▶ _WHAT TO DO_
Make an exact copy of the entries, and keep any pictures out of it.

▶ _TASK DATA_
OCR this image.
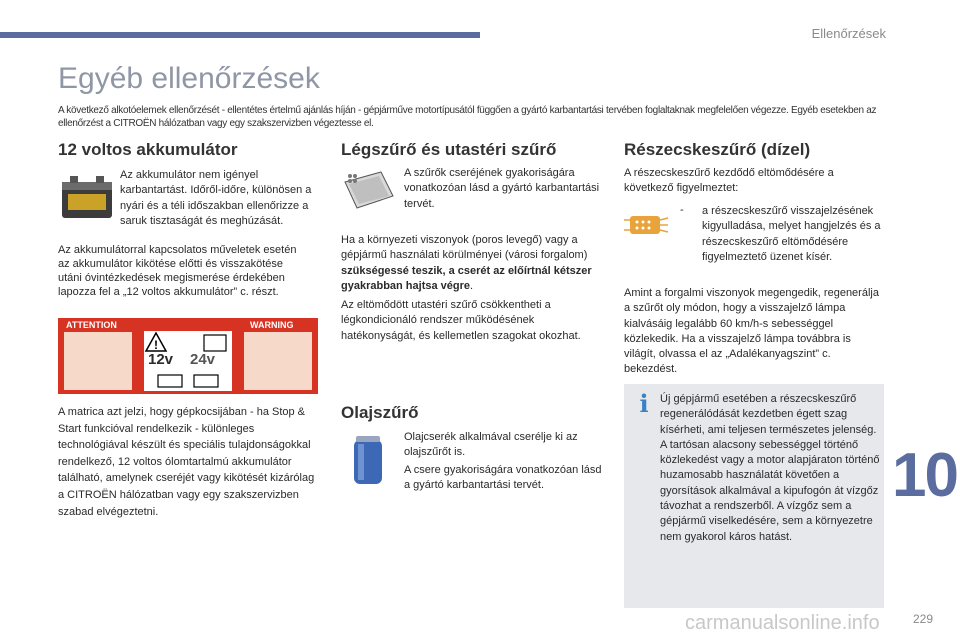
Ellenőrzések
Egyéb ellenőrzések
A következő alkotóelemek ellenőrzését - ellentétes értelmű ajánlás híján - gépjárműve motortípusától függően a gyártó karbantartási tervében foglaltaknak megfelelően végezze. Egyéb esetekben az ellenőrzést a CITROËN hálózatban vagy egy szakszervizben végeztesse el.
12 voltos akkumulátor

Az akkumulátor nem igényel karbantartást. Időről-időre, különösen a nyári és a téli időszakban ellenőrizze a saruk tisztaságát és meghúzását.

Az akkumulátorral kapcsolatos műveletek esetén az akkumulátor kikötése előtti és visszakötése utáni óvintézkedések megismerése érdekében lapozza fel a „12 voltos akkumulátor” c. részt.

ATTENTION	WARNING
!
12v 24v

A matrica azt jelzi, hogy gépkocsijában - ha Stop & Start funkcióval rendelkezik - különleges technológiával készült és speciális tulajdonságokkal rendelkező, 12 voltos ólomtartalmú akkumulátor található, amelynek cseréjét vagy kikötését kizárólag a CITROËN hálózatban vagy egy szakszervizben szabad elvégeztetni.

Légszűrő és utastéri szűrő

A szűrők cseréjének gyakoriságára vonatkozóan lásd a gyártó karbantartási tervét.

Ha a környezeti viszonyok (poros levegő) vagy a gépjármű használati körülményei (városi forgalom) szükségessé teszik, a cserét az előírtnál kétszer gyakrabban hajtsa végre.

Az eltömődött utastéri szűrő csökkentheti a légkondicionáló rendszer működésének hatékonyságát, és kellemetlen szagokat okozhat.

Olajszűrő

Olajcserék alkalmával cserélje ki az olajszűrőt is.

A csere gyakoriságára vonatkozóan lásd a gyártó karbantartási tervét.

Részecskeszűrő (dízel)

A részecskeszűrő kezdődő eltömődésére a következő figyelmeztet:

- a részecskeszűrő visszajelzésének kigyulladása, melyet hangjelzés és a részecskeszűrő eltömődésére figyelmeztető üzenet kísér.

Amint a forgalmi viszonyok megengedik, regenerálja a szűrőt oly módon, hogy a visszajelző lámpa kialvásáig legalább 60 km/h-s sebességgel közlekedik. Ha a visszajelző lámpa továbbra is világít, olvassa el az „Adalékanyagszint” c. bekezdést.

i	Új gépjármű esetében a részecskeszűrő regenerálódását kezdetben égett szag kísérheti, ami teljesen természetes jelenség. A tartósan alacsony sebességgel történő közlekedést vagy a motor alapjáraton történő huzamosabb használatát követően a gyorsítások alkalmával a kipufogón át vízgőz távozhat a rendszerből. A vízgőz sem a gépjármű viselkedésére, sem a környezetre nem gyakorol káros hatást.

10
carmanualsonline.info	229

▶ _RESPONSE TO THE EXERCISE_
OCR this image.
Ellenőrzések
Egyéb ellenőrzések
A következő alkotóelemek ellenőrzését - ellentétes értelmű ajánlás híján - gépjárműve motortípusától függően a gyártó karbantartási tervében foglaltaknak megfelelően végezze. Egyéb esetekben az ellenőrzést a CITROËN hálózatban vagy egy szakszervizben végeztesse el.
12 voltos akkumulátor

Az akkumulátor nem igényel karbantartást. Időről-időre, különösen a nyári és a téli időszakban ellenőrizze a saruk tisztaságát és meghúzását.

Az akkumulátorral kapcsolatos műveletek esetén az akkumulátor kikötése előtti és visszakötése utáni óvintézkedések megismerése érdekében lapozza fel a „12 voltos akkumulátor” c. részt.

ATTENTION	WARNING
!
12v 24v

A matrica azt jelzi, hogy gépkocsijában - ha Stop & Start funkcióval rendelkezik - különleges technológiával készült és speciális tulajdonságokkal rendelkező, 12 voltos ólomtartalmú akkumulátor található, amelynek cseréjét vagy kikötését kizárólag a CITROËN hálózatban vagy egy szakszervizben szabad elvégeztetni.

Légszűrő és utastéri szűrő

A szűrők cseréjének gyakoriságára vonatkozóan lásd a gyártó karbantartási tervét.

Ha a környezeti viszonyok (poros levegő) vagy a gépjármű használati körülményei (városi forgalom) szükségessé teszik, a cserét az előírtnál kétszer gyakrabban hajtsa végre.

Az eltömődött utastéri szűrő csökkentheti a légkondicionáló rendszer működésének hatékonyságát, és kellemetlen szagokat okozhat.

Olajszűrő

Olajcserék alkalmával cserélje ki az olajszűrőt is.

A csere gyakoriságára vonatkozóan lásd a gyártó karbantartási tervét.

Részecskeszűrő (dízel)

A részecskeszűrő kezdődő eltömődésére a következő figyelmeztet:

- a részecskeszűrő visszajelzésének kigyulladása, melyet hangjelzés és a részecskeszűrő eltömődésére figyelmeztető üzenet kísér.

Amint a forgalmi viszonyok megengedik, regenerálja a szűrőt oly módon, hogy a visszajelző lámpa kialvásáig legalább 60 km/h-s sebességgel közlekedik. Ha a visszajelző lámpa továbbra is világít, olvassa el az „Adalékanyagszint” c. bekezdést.

i	Új gépjármű esetében a részecskeszűrő regenerálódását kezdetben égett szag kísérheti, ami teljesen természetes jelenség. A tartósan alacsony sebességgel történő közlekedést vagy a motor alapjáraton történő huzamosabb használatát követően a gyorsítások alkalmával a kipufogón át vízgőz távozhat a rendszerből. A vízgőz sem a gépjármű viselkedésére, sem a környezetre nem gyakorol káros hatást.

10
carmanualsonline.info	229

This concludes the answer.